• [Direction]: For each line of the data below that holds "chính", copy the line.

• [Dataset extract]:
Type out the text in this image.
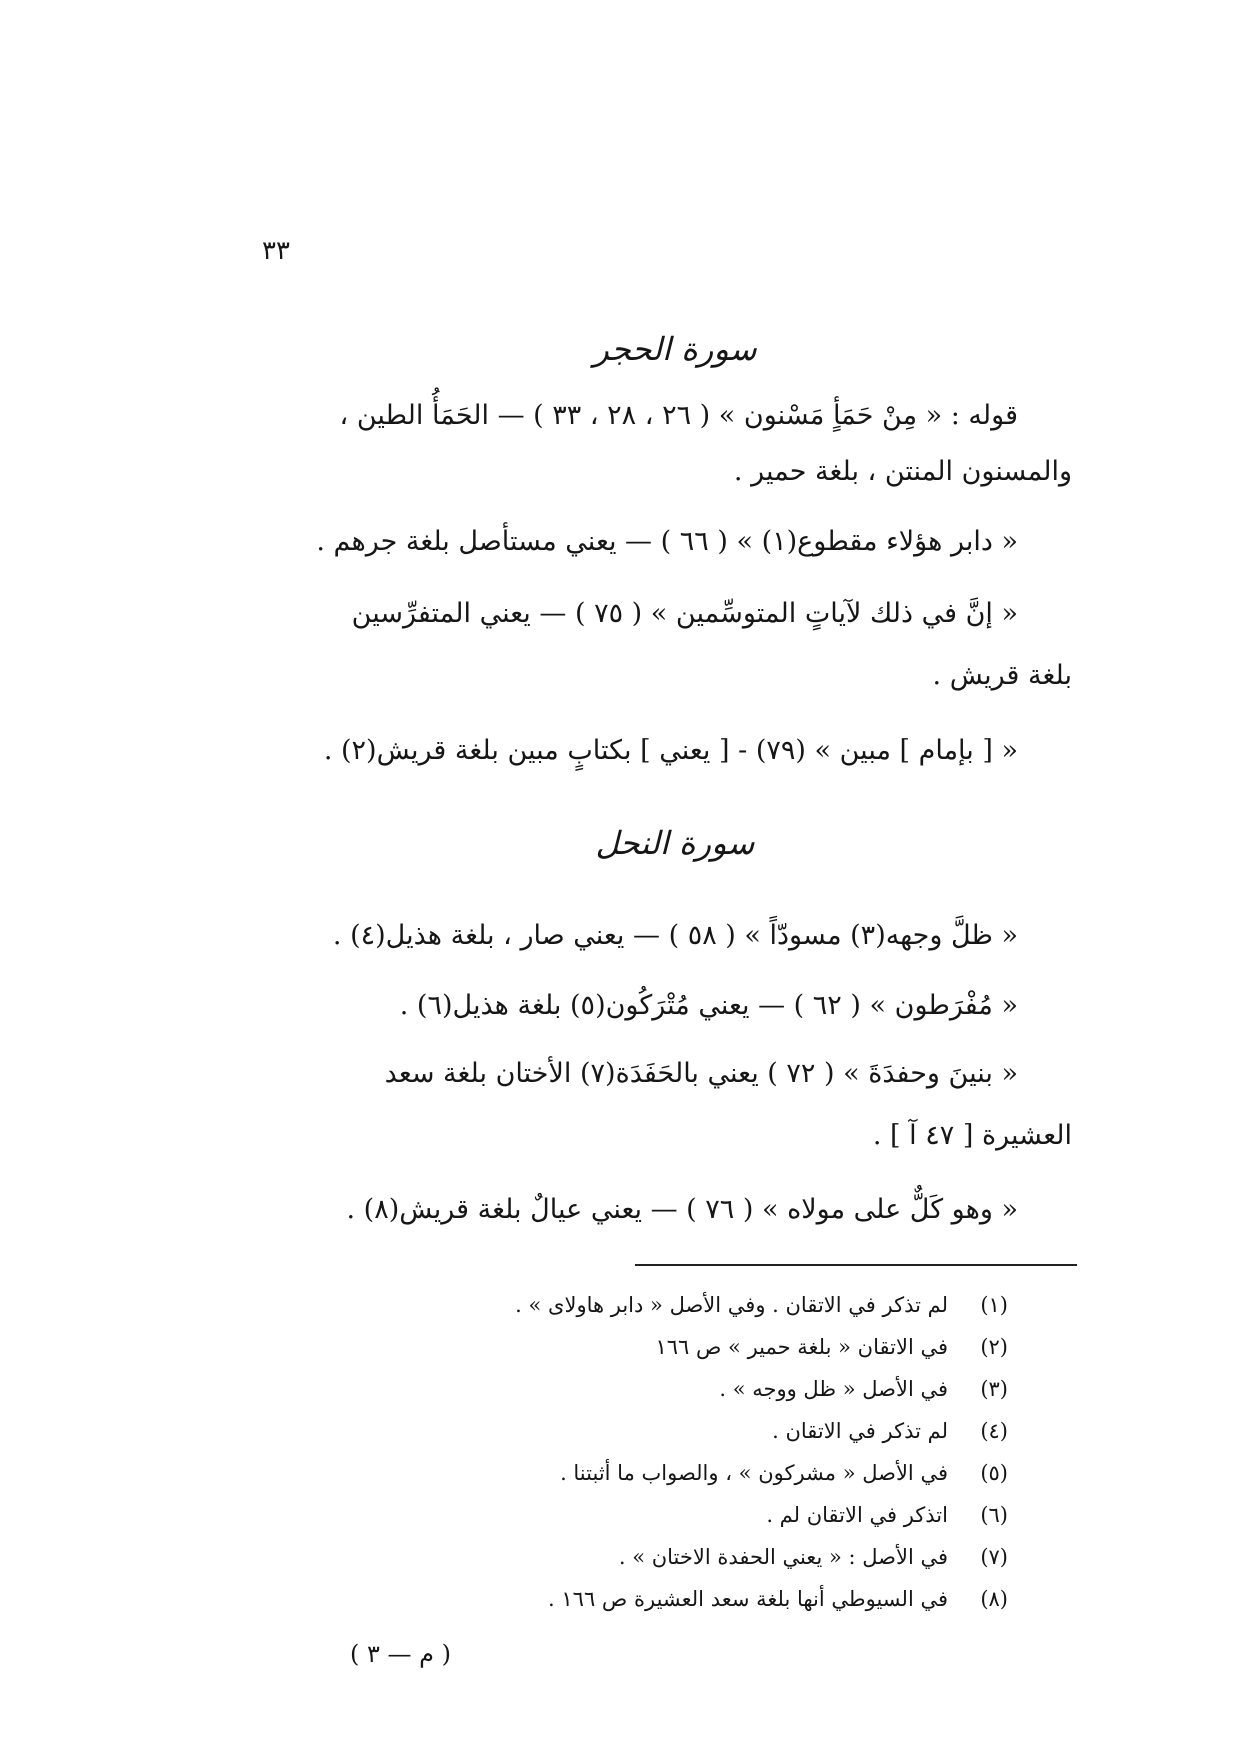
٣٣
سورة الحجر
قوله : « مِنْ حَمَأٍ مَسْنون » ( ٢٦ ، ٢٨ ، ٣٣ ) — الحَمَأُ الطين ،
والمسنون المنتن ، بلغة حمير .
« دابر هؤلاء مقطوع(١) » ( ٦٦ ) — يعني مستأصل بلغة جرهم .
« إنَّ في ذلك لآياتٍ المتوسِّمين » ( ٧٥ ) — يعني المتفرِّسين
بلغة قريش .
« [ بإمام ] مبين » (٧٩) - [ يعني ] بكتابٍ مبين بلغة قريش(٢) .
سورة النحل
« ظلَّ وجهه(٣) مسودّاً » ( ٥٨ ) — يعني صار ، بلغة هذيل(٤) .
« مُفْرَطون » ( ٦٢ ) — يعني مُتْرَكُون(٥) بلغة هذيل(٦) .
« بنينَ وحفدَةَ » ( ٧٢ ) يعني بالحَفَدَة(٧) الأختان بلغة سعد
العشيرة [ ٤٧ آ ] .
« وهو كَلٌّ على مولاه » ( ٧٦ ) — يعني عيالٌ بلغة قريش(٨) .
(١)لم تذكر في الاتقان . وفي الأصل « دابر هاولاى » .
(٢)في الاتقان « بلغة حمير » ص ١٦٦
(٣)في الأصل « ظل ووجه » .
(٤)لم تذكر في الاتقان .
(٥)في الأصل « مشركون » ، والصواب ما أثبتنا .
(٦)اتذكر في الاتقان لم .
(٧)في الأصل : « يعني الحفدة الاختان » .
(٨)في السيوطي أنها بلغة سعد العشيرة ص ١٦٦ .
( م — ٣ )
--
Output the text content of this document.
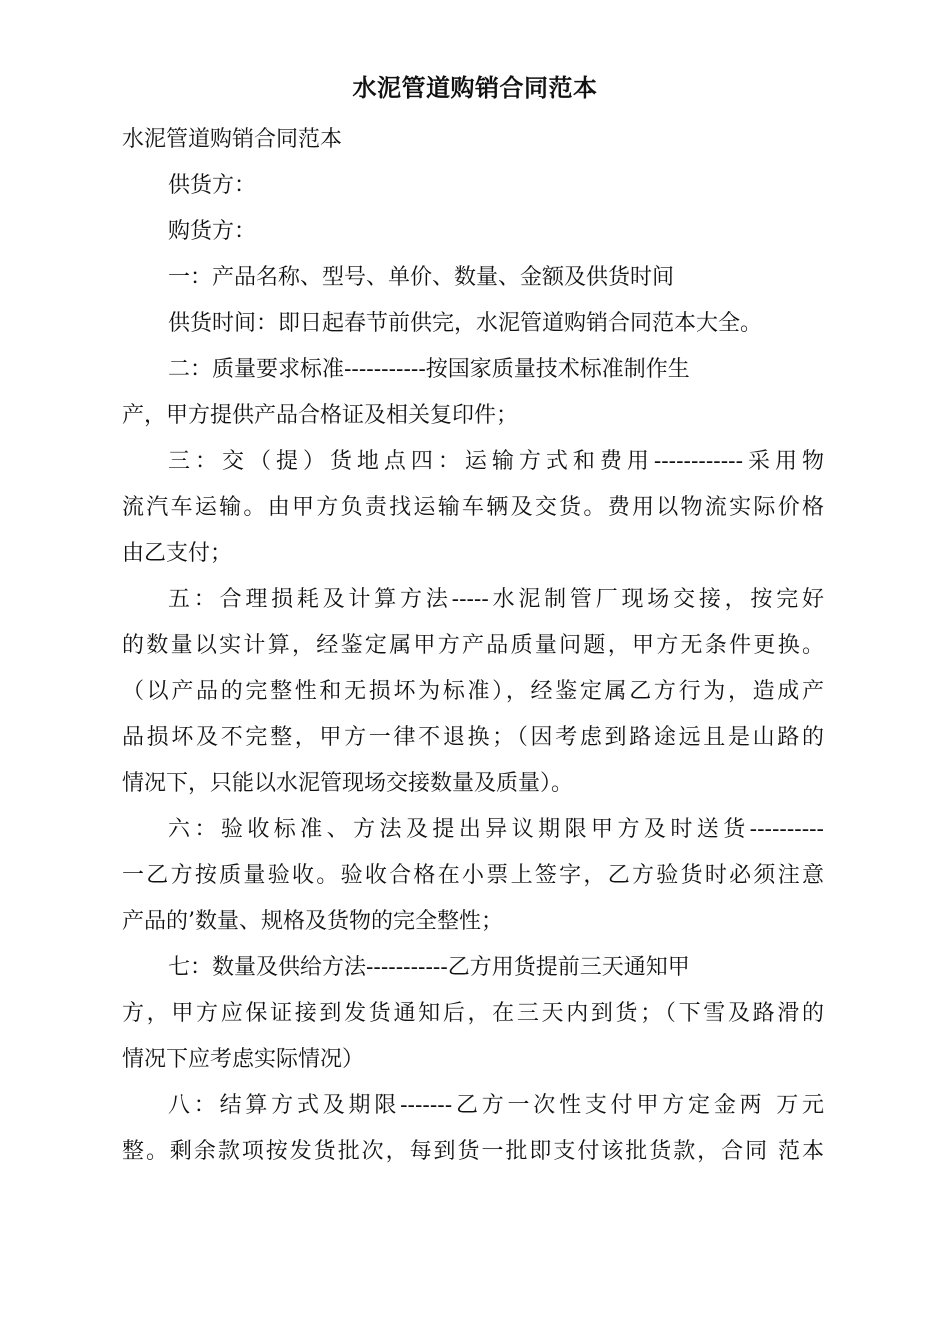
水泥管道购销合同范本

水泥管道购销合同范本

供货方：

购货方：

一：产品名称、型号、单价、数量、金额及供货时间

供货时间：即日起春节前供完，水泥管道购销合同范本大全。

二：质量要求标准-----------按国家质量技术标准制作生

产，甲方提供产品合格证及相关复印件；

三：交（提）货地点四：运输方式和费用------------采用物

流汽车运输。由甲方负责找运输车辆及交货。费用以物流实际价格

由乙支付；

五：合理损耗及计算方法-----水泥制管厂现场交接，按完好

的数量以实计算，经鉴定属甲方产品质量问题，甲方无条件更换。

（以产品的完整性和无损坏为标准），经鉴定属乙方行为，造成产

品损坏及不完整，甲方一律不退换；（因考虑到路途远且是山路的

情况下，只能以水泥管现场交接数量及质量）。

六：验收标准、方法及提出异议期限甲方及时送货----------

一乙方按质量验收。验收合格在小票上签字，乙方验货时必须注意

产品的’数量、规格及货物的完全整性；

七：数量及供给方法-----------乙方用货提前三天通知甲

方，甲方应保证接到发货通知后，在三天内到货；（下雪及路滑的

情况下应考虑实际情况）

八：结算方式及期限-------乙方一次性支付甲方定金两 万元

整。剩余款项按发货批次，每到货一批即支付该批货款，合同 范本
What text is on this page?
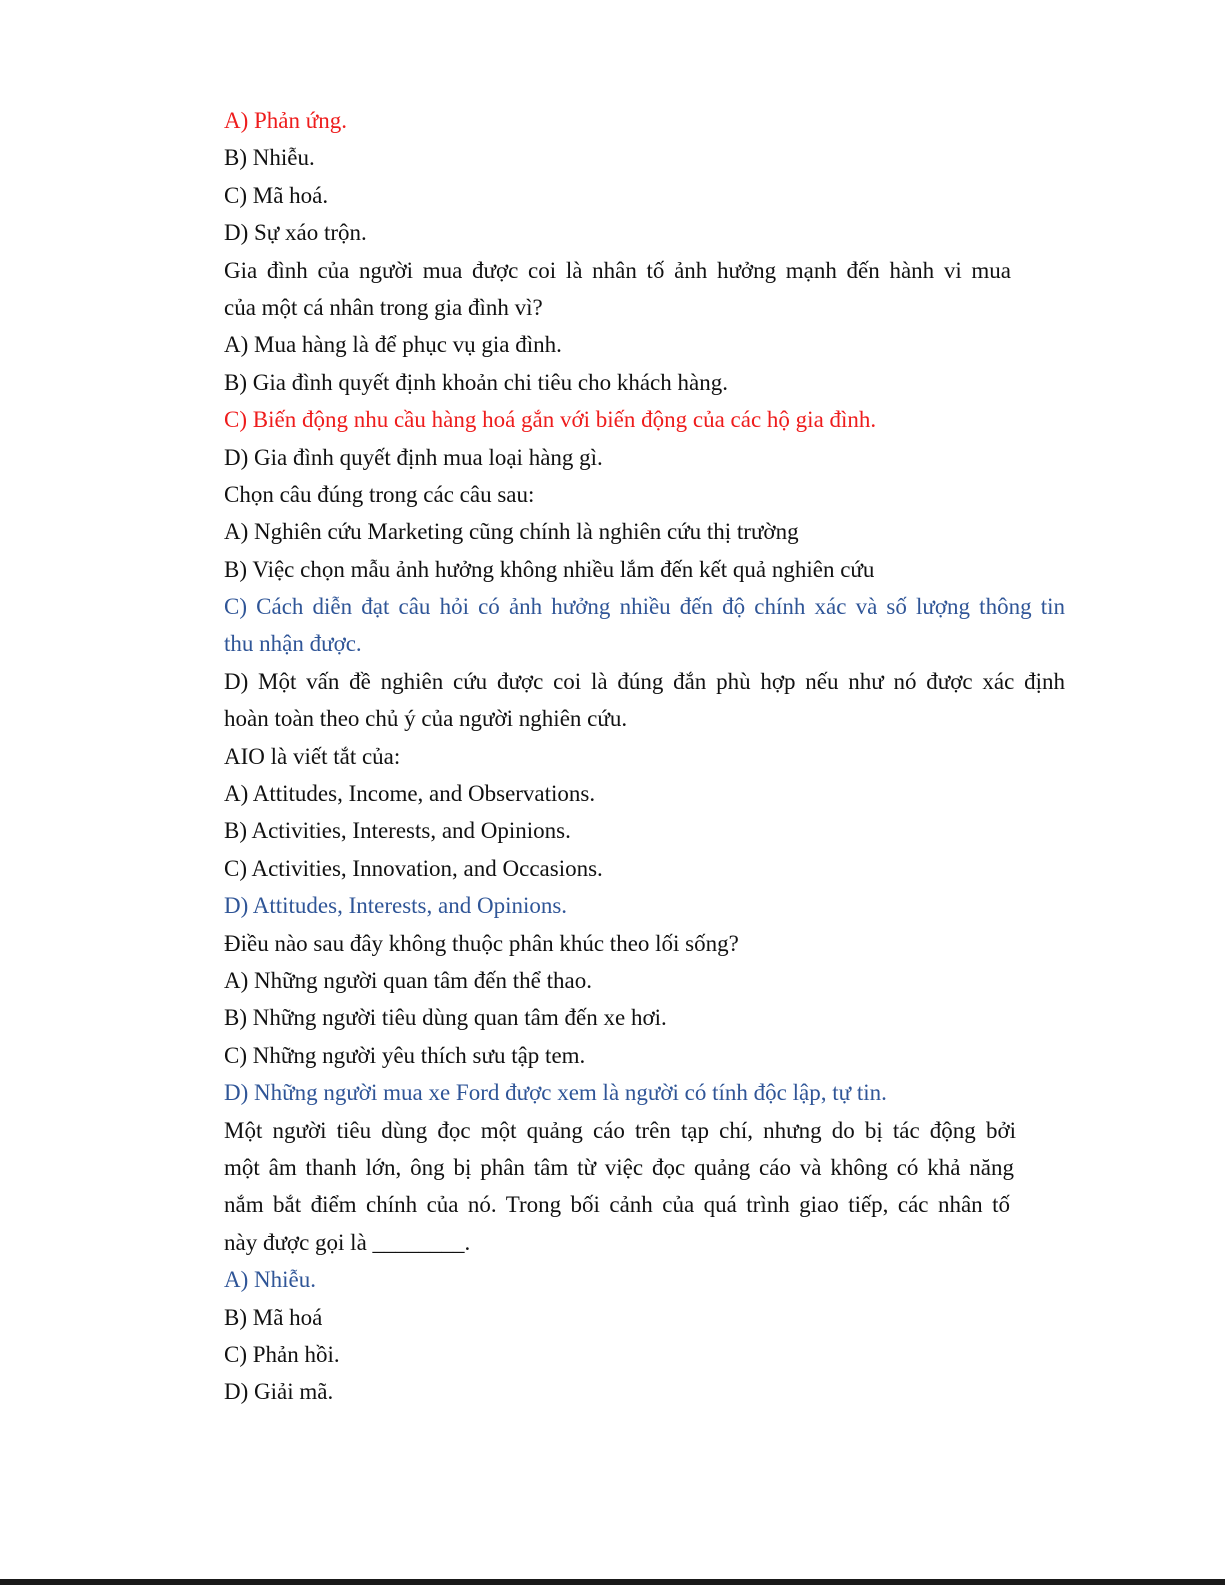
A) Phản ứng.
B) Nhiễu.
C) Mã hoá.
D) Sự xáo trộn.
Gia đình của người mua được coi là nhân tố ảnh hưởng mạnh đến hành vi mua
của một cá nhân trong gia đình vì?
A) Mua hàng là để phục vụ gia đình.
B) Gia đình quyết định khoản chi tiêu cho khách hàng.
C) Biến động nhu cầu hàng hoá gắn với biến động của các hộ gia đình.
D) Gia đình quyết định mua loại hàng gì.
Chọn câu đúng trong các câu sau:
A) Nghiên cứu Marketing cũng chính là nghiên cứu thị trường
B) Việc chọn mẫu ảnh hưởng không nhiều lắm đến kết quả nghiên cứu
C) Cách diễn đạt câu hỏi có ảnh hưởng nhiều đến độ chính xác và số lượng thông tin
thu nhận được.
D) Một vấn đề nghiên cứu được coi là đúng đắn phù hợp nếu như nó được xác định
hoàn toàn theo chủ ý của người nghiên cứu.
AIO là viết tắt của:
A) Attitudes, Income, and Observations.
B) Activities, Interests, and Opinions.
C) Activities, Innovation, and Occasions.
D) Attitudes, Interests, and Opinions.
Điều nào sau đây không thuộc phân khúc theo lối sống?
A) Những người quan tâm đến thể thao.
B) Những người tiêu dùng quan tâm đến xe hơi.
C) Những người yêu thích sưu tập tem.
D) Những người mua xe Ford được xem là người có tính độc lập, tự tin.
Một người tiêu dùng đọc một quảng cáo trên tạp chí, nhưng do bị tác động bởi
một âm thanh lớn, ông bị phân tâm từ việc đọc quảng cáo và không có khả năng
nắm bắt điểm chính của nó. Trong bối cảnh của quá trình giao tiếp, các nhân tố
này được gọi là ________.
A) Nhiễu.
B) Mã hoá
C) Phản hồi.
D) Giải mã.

• [Response]:
A) Nghiên cứu Marketing cũng chính là nghiên cứu thị trường
C) Cách diễn đạt câu hỏi có ảnh hưởng nhiều đến độ chính xác và số lượng thông tin
nắm bắt điểm chính của nó. Trong bối cảnh của quá trình giao tiếp, các nhân tố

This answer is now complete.